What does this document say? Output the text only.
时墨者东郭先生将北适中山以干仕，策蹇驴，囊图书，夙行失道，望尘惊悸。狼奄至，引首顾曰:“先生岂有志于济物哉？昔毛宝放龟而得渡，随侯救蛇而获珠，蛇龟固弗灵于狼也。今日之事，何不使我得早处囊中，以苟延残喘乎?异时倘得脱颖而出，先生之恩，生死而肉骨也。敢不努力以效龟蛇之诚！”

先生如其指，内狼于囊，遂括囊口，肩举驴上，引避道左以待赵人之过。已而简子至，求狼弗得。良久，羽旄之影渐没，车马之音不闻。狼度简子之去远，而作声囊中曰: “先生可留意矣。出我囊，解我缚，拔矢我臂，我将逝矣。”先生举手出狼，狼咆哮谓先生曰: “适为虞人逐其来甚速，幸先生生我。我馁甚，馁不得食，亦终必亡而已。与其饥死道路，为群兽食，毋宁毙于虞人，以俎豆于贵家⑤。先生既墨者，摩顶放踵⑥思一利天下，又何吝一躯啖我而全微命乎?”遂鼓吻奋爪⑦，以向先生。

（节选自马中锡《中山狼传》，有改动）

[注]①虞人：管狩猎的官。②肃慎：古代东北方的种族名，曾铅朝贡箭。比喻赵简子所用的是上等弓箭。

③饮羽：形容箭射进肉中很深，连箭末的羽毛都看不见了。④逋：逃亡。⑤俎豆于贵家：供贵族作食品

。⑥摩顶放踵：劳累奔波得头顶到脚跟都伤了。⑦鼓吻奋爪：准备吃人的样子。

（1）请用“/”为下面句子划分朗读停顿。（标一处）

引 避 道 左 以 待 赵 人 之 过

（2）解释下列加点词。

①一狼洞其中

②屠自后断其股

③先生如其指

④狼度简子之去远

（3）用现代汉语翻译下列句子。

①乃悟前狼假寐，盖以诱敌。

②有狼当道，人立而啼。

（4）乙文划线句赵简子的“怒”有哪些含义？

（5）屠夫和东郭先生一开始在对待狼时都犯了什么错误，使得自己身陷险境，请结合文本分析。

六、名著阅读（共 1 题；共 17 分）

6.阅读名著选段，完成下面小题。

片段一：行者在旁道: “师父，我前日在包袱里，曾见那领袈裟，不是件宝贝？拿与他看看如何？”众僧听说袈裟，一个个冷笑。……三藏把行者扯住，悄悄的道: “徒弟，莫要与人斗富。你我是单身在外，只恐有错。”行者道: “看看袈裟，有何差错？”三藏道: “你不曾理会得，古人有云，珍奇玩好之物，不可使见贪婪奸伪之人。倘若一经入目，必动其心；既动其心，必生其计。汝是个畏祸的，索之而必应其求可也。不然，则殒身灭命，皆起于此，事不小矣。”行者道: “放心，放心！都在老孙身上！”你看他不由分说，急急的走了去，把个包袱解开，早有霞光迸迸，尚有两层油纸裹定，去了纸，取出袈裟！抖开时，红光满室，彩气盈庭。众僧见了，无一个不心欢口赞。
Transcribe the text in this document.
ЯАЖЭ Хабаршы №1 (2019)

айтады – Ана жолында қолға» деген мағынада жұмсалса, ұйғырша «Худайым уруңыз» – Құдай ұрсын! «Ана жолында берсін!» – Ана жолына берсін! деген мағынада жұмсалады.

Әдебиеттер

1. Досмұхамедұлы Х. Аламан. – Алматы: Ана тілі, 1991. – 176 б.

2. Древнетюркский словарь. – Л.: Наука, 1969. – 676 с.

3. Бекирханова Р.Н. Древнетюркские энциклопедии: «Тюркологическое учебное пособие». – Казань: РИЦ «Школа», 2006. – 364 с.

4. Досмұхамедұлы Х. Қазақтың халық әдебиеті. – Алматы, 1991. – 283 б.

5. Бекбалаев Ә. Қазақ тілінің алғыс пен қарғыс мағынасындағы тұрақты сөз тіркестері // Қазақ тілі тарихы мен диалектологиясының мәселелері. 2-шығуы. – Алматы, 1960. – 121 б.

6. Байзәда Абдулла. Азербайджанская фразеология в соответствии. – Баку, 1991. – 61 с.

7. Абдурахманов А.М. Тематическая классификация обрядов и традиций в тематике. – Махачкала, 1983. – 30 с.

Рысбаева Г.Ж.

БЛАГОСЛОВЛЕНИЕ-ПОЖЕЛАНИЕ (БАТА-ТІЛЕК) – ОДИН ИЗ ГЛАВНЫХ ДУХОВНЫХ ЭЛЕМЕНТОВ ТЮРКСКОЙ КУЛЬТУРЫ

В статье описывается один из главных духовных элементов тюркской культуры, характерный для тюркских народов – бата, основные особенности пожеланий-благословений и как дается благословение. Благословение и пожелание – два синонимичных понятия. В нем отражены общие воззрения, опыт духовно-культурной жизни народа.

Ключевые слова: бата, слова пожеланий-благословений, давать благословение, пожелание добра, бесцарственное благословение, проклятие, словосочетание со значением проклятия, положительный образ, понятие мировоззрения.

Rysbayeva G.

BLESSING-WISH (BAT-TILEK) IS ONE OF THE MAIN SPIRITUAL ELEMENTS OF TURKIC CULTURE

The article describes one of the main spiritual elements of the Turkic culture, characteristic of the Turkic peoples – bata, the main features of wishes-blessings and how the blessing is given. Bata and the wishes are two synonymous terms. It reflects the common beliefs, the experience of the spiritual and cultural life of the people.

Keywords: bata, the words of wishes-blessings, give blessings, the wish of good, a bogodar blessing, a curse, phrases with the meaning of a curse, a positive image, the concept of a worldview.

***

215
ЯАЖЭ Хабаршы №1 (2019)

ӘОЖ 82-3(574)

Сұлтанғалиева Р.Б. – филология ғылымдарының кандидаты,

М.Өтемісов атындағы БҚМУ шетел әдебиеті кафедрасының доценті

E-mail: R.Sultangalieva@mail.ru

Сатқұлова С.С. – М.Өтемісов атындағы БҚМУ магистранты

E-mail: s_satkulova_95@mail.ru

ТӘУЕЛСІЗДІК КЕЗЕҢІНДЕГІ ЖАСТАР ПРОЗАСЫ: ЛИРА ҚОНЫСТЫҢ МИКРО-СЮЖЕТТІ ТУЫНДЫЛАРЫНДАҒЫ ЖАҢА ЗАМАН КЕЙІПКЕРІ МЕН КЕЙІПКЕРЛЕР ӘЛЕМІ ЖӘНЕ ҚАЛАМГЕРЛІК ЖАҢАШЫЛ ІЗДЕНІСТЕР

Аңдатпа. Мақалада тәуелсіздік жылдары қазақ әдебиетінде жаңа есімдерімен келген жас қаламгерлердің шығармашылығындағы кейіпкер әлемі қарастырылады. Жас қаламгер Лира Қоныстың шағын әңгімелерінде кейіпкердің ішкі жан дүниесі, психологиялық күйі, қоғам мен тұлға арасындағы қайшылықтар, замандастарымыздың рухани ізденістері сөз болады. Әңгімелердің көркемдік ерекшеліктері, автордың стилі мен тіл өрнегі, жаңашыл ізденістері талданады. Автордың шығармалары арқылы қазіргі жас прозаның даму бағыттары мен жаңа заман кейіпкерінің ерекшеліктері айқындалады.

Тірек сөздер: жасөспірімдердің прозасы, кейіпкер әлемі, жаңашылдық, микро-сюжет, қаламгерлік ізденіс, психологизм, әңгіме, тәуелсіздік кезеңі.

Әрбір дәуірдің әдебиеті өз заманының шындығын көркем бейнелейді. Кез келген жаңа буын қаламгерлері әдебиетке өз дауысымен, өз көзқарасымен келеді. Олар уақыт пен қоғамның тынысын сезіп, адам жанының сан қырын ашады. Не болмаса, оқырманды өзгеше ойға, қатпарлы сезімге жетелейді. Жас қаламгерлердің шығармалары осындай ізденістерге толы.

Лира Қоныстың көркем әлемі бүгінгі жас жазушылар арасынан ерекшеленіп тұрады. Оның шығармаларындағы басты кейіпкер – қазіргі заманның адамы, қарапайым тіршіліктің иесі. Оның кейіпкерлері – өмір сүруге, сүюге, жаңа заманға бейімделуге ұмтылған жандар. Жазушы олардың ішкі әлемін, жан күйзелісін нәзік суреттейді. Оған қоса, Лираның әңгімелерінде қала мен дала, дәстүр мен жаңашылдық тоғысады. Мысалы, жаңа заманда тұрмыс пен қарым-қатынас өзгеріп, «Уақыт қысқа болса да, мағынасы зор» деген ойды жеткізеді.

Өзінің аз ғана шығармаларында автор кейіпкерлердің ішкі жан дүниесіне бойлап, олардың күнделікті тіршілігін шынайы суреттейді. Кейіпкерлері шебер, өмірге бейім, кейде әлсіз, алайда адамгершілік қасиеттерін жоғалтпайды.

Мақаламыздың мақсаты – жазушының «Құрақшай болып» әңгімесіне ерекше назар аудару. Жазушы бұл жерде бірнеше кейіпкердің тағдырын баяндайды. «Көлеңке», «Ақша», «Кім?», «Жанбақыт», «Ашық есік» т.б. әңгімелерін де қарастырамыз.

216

★ ★ ★ ★ ★ ★ ★

- WHAT YOU HAVE TO DO -
Tally up the lines in the records containing the word "олардың", then give the count and nothing else.

- FINAL RESULT -
2